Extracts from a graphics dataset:

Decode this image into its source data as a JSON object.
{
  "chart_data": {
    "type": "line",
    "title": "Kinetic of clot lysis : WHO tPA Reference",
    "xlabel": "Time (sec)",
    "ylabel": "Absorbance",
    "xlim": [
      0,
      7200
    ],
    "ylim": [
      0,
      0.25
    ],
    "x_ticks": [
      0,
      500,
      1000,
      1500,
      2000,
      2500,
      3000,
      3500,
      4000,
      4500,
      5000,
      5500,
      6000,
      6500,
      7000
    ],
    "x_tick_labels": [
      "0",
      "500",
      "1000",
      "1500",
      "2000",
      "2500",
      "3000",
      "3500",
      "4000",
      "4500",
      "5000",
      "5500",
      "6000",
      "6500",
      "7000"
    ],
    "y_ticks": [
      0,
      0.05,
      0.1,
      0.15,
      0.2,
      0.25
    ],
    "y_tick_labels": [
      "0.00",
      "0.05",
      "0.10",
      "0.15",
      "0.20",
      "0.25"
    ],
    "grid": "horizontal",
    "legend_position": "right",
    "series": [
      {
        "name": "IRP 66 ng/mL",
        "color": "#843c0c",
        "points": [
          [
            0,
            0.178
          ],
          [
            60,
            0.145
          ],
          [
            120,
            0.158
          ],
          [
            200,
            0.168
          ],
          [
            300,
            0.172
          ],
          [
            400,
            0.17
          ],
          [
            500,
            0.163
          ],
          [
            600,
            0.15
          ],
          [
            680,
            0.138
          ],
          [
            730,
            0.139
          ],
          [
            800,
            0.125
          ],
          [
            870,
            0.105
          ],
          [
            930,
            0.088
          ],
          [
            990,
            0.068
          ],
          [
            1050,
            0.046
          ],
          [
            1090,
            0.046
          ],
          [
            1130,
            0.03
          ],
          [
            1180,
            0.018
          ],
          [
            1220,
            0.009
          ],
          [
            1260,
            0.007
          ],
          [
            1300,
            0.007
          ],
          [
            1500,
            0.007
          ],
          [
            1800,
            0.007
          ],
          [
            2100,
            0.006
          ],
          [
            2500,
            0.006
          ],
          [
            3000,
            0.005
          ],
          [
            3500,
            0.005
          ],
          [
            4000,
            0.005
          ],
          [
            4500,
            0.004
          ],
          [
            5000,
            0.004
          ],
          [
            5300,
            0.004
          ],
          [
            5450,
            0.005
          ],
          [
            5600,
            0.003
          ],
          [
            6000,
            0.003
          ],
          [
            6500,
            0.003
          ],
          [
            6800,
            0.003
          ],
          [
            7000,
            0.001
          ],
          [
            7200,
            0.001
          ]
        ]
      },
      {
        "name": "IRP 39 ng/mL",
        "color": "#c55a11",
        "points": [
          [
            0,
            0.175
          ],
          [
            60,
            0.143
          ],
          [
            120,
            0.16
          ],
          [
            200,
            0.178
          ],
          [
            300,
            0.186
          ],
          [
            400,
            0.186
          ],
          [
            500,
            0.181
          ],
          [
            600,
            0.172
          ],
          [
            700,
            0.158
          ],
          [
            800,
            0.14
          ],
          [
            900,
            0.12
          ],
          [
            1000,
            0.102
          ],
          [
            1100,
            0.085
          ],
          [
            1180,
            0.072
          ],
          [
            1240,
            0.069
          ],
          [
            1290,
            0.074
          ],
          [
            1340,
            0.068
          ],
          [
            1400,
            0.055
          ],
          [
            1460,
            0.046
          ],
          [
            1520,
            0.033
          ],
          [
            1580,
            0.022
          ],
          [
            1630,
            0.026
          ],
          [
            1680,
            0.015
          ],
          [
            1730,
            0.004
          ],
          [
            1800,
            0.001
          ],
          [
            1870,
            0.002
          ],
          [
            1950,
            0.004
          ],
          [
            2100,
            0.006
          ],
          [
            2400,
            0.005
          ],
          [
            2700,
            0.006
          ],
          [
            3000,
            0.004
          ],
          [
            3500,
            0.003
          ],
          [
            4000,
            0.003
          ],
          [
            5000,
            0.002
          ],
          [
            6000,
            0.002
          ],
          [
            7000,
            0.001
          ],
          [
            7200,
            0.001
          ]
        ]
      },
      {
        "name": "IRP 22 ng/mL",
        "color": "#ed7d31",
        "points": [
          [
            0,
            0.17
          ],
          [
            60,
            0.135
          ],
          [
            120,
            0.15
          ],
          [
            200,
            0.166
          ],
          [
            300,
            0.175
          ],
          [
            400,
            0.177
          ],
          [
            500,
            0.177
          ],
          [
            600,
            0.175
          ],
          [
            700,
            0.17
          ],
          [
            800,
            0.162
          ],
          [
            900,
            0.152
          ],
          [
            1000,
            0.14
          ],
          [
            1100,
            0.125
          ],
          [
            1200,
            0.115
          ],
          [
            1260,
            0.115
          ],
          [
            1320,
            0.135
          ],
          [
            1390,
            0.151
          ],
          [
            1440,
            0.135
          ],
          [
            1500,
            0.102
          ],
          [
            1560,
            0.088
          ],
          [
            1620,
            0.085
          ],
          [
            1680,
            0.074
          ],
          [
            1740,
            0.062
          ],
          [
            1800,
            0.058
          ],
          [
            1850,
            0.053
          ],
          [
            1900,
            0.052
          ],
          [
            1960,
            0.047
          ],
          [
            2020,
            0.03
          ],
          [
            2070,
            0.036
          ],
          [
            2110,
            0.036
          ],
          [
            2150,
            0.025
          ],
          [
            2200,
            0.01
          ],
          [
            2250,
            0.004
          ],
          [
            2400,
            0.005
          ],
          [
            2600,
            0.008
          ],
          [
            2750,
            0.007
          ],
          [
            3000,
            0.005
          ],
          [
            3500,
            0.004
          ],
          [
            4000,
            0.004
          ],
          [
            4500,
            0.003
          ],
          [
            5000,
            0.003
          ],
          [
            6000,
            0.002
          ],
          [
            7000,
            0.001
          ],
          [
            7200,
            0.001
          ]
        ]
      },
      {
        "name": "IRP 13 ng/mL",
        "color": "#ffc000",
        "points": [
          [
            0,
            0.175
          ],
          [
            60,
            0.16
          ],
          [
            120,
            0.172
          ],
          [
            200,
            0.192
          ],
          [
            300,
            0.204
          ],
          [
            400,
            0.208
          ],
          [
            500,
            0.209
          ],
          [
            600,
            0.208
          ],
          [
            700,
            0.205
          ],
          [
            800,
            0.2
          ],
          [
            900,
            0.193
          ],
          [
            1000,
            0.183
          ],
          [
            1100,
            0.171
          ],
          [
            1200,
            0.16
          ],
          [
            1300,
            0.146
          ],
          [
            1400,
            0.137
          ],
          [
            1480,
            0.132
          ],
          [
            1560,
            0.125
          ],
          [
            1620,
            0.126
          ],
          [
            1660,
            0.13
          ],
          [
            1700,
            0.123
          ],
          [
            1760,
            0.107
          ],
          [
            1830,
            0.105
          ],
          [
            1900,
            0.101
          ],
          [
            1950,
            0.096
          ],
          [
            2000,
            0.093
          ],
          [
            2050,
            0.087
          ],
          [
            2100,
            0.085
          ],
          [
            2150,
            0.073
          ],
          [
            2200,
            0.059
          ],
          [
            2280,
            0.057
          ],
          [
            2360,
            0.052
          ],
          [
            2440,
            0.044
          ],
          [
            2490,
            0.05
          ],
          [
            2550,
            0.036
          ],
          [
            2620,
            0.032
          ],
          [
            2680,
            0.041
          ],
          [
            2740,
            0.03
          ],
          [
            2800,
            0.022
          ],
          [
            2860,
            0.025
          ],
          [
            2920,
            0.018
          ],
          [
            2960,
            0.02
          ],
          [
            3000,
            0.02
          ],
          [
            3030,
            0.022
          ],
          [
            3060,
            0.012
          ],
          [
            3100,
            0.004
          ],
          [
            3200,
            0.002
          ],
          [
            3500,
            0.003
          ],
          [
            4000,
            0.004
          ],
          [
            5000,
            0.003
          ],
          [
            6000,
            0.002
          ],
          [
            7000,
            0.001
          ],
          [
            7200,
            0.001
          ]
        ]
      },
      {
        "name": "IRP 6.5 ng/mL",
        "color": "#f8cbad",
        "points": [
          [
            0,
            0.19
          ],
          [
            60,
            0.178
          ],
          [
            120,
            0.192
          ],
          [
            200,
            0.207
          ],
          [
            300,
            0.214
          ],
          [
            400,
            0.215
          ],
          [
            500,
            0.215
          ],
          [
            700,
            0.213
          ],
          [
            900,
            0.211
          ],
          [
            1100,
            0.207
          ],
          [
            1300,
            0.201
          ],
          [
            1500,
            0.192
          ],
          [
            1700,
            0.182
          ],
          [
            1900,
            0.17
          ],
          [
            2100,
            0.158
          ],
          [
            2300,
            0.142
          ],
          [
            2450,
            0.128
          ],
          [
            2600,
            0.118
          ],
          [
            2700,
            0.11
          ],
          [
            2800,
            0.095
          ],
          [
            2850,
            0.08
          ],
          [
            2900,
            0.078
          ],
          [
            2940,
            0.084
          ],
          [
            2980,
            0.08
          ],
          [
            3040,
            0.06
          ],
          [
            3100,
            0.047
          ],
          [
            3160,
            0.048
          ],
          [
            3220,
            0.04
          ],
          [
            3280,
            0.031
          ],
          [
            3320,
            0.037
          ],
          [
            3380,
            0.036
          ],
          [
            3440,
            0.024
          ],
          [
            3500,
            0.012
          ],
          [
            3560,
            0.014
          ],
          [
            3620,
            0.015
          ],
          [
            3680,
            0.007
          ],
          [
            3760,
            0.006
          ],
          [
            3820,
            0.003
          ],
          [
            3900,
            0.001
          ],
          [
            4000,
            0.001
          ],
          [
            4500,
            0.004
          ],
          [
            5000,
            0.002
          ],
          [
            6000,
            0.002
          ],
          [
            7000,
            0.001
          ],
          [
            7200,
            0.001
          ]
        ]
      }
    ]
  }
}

REQUIRED WORK: Nothing but a number is needed here: how many lines hold the string "name"?

TASK RESPONSE: 5